▶ _GOAL_
Repeat the listing in full, preserving every character.

___ EXCERPTED RECORDS

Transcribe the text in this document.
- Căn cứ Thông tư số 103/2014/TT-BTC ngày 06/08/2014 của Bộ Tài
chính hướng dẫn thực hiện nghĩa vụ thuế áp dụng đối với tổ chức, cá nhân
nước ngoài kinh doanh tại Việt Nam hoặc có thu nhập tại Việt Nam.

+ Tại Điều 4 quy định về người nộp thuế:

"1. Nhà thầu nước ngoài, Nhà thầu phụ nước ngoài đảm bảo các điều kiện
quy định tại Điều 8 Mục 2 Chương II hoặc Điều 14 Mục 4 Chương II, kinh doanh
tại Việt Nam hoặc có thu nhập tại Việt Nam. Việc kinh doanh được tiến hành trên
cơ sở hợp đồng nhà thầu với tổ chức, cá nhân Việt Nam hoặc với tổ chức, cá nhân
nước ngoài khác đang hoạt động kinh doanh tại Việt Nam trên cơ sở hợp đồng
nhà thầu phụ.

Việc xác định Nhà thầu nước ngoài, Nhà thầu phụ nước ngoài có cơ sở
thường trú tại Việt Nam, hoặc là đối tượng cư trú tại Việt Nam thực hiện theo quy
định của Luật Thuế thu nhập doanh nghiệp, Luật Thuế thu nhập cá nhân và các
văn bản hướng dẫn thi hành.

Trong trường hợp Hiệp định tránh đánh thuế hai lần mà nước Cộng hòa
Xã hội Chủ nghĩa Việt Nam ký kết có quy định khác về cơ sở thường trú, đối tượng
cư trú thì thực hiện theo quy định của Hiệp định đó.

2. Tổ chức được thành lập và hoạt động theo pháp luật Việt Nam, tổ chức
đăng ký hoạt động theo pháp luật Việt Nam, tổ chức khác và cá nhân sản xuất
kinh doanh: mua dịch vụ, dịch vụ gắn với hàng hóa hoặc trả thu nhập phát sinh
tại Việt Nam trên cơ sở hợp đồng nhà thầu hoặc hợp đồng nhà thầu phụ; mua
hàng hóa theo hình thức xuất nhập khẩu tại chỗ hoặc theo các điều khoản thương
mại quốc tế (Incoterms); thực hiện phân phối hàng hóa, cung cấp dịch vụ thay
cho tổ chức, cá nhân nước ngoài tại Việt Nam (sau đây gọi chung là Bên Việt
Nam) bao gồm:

______

▶ _FULL OUTPUT_
Transcribe the text in this document.
- Căn cứ Thông tư số 103/2014/TT-BTC ngày 06/08/2014 của Bộ Tài
chính hướng dẫn thực hiện nghĩa vụ thuế áp dụng đối với tổ chức, cá nhân
nước ngoài kinh doanh tại Việt Nam hoặc có thu nhập tại Việt Nam.

+ Tại Điều 4 quy định về người nộp thuế:

"1. Nhà thầu nước ngoài, Nhà thầu phụ nước ngoài đảm bảo các điều kiện
quy định tại Điều 8 Mục 2 Chương II hoặc Điều 14 Mục 4 Chương II, kinh doanh
tại Việt Nam hoặc có thu nhập tại Việt Nam. Việc kinh doanh được tiến hành trên
cơ sở hợp đồng nhà thầu với tổ chức, cá nhân Việt Nam hoặc với tổ chức, cá nhân
nước ngoài khác đang hoạt động kinh doanh tại Việt Nam trên cơ sở hợp đồng
nhà thầu phụ.

Việc xác định Nhà thầu nước ngoài, Nhà thầu phụ nước ngoài có cơ sở
thường trú tại Việt Nam, hoặc là đối tượng cư trú tại Việt Nam thực hiện theo quy
định của Luật Thuế thu nhập doanh nghiệp, Luật Thuế thu nhập cá nhân và các
văn bản hướng dẫn thi hành.

Trong trường hợp Hiệp định tránh đánh thuế hai lần mà nước Cộng hòa
Xã hội Chủ nghĩa Việt Nam ký kết có quy định khác về cơ sở thường trú, đối tượng
cư trú thì thực hiện theo quy định của Hiệp định đó.

2. Tổ chức được thành lập và hoạt động theo pháp luật Việt Nam, tổ chức
đăng ký hoạt động theo pháp luật Việt Nam, tổ chức khác và cá nhân sản xuất
kinh doanh: mua dịch vụ, dịch vụ gắn với hàng hóa hoặc trả thu nhập phát sinh
tại Việt Nam trên cơ sở hợp đồng nhà thầu hoặc hợp đồng nhà thầu phụ; mua
hàng hóa theo hình thức xuất nhập khẩu tại chỗ hoặc theo các điều khoản thương
mại quốc tế (Incoterms); thực hiện phân phối hàng hóa, cung cấp dịch vụ thay
cho tổ chức, cá nhân nước ngoài tại Việt Nam (sau đây gọi chung là Bên Việt
Nam) bao gồm:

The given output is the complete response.